» GIVEN EXERCISE
Rewrite the data below with every "wind-barb" changed to "barb" and nothing else altered.

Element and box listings
•••••

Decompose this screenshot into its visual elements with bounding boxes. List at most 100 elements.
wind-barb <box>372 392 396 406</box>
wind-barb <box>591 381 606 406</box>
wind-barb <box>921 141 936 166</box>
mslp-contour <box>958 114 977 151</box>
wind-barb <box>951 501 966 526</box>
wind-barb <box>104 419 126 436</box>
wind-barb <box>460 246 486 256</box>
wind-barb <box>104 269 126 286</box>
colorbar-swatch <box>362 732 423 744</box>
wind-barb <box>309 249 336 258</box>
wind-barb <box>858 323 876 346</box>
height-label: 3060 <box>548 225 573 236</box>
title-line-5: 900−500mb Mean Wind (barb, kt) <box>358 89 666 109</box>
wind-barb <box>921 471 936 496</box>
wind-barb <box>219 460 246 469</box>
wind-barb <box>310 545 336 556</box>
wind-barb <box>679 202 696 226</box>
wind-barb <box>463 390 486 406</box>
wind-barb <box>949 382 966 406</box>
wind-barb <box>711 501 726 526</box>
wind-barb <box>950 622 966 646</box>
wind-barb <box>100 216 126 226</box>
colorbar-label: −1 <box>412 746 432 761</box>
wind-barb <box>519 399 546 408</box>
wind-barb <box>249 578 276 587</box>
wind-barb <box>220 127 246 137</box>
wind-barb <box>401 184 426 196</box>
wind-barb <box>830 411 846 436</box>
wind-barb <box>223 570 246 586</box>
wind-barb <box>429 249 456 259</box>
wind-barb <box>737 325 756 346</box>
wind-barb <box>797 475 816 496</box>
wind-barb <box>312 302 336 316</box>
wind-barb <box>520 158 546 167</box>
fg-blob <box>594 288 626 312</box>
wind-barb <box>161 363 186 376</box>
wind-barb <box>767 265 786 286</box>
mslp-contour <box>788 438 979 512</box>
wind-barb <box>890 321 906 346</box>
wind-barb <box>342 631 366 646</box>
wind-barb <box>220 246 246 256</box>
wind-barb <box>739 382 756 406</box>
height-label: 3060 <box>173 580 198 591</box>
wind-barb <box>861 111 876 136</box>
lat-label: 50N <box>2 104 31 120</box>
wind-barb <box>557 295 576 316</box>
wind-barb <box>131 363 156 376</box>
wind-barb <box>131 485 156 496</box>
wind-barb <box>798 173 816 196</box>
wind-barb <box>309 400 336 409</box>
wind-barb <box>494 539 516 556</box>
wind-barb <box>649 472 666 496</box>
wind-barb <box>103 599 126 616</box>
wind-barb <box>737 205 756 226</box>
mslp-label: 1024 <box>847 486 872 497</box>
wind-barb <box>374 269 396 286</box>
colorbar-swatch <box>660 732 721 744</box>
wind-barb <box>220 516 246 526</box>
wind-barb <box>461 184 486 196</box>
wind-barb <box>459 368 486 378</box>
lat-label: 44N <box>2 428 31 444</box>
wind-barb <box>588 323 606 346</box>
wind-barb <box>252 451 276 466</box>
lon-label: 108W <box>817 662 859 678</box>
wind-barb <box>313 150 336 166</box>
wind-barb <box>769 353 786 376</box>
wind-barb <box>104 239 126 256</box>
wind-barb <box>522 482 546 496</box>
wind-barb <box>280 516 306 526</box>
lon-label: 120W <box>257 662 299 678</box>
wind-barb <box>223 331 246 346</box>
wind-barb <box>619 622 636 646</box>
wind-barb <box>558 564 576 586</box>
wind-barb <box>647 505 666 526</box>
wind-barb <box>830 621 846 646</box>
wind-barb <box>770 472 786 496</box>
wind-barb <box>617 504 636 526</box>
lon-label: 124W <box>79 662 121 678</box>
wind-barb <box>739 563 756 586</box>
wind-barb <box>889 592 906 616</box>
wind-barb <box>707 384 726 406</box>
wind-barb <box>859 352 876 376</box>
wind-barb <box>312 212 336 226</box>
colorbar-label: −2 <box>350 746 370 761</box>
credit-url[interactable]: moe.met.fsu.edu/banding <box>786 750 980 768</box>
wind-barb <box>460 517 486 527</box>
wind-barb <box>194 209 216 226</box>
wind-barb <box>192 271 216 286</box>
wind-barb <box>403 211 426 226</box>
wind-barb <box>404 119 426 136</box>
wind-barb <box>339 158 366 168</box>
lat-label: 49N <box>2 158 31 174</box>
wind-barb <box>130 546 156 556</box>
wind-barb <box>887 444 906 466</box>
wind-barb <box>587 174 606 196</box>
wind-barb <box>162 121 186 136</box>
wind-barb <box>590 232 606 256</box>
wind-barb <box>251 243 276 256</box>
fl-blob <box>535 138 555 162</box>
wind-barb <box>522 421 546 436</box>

•••••

» RESULT OF THIS TASK
Decompose this screenshot into its visual elements with bounding boxes. List at most 100 elements.
barb <box>372 392 396 406</box>
barb <box>591 381 606 406</box>
barb <box>921 141 936 166</box>
mslp-contour <box>958 114 977 151</box>
barb <box>951 501 966 526</box>
barb <box>104 419 126 436</box>
barb <box>460 246 486 256</box>
barb <box>104 269 126 286</box>
colorbar-swatch <box>362 732 423 744</box>
barb <box>309 249 336 258</box>
barb <box>858 323 876 346</box>
height-label: 3060 <box>548 225 573 236</box>
title-line-5: 900−500mb Mean Wind (barb, kt) <box>358 89 666 109</box>
barb <box>921 471 936 496</box>
barb <box>219 460 246 469</box>
barb <box>310 545 336 556</box>
barb <box>679 202 696 226</box>
barb <box>463 390 486 406</box>
barb <box>949 382 966 406</box>
barb <box>711 501 726 526</box>
barb <box>950 622 966 646</box>
barb <box>100 216 126 226</box>
colorbar-label: −1 <box>412 746 432 761</box>
barb <box>519 399 546 408</box>
barb <box>249 578 276 587</box>
barb <box>220 127 246 137</box>
barb <box>401 184 426 196</box>
barb <box>830 411 846 436</box>
barb <box>223 570 246 586</box>
barb <box>429 249 456 259</box>
barb <box>737 325 756 346</box>
barb <box>797 475 816 496</box>
barb <box>312 302 336 316</box>
barb <box>520 158 546 167</box>
fg-blob <box>594 288 626 312</box>
barb <box>161 363 186 376</box>
barb <box>767 265 786 286</box>
mslp-contour <box>788 438 979 512</box>
barb <box>890 321 906 346</box>
barb <box>342 631 366 646</box>
barb <box>220 246 246 256</box>
barb <box>739 382 756 406</box>
height-label: 3060 <box>173 580 198 591</box>
barb <box>861 111 876 136</box>
lat-label: 50N <box>2 104 31 120</box>
barb <box>557 295 576 316</box>
barb <box>131 363 156 376</box>
barb <box>131 485 156 496</box>
barb <box>798 173 816 196</box>
barb <box>309 400 336 409</box>
barb <box>494 539 516 556</box>
barb <box>649 472 666 496</box>
barb <box>103 599 126 616</box>
barb <box>737 205 756 226</box>
mslp-label: 1024 <box>847 486 872 497</box>
barb <box>374 269 396 286</box>
colorbar-swatch <box>660 732 721 744</box>
barb <box>220 516 246 526</box>
barb <box>461 184 486 196</box>
barb <box>459 368 486 378</box>
lat-label: 44N <box>2 428 31 444</box>
barb <box>588 323 606 346</box>
barb <box>252 451 276 466</box>
lon-label: 108W <box>817 662 859 678</box>
barb <box>313 150 336 166</box>
barb <box>769 353 786 376</box>
barb <box>104 239 126 256</box>
barb <box>522 482 546 496</box>
barb <box>280 516 306 526</box>
lon-label: 120W <box>257 662 299 678</box>
barb <box>223 331 246 346</box>
barb <box>619 622 636 646</box>
barb <box>558 564 576 586</box>
barb <box>647 505 666 526</box>
barb <box>830 621 846 646</box>
barb <box>770 472 786 496</box>
barb <box>617 504 636 526</box>
lon-label: 124W <box>79 662 121 678</box>
barb <box>739 563 756 586</box>
barb <box>889 592 906 616</box>
barb <box>707 384 726 406</box>
barb <box>859 352 876 376</box>
barb <box>312 212 336 226</box>
colorbar-label: −2 <box>350 746 370 761</box>
credit-url[interactable]: moe.met.fsu.edu/banding <box>786 750 980 768</box>
barb <box>460 517 486 527</box>
barb <box>194 209 216 226</box>
barb <box>192 271 216 286</box>
barb <box>403 211 426 226</box>
barb <box>404 119 426 136</box>
barb <box>339 158 366 168</box>
lat-label: 49N <box>2 158 31 174</box>
barb <box>130 546 156 556</box>
barb <box>887 444 906 466</box>
barb <box>587 174 606 196</box>
barb <box>162 121 186 136</box>
barb <box>590 232 606 256</box>
barb <box>251 243 276 256</box>
fl-blob <box>535 138 555 162</box>
barb <box>522 421 546 436</box>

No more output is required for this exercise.